* _Figure dataset records_:
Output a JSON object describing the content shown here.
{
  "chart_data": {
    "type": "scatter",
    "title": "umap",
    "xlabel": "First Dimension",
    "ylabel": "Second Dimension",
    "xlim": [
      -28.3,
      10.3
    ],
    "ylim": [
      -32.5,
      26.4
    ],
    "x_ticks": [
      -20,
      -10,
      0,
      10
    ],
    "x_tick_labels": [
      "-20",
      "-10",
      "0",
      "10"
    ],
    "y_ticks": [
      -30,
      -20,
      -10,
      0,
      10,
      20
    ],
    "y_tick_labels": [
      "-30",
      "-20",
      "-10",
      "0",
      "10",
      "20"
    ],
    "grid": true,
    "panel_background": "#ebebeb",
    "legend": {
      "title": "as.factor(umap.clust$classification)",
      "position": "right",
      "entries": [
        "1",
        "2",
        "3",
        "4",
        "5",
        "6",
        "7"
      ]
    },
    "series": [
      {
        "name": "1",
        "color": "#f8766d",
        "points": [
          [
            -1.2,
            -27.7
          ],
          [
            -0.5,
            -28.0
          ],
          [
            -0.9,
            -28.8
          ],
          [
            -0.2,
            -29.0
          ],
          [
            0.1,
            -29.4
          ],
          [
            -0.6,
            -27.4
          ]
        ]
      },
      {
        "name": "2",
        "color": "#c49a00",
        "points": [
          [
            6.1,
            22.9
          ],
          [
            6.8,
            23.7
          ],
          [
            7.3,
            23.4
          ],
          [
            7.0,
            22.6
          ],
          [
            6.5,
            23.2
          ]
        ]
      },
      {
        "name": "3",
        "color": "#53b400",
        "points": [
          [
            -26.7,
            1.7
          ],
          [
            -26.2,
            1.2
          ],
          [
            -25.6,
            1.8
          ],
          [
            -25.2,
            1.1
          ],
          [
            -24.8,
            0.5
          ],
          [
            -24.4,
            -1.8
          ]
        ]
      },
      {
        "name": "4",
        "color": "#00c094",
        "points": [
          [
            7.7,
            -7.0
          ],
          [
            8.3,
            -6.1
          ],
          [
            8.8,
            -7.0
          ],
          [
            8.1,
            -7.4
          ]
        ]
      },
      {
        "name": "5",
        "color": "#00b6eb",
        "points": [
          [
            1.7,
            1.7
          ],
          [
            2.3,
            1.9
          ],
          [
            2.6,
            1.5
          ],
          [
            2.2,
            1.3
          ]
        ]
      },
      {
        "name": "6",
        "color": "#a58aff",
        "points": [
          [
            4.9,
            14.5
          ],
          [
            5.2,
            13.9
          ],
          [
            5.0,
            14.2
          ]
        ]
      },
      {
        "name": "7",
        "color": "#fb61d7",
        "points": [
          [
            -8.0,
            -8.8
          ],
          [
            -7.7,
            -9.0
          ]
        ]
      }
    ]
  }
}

* _Stated problem_: Work through the listing above and report how many lines include the string "umap", with no other text.

* _Problem solution_: 2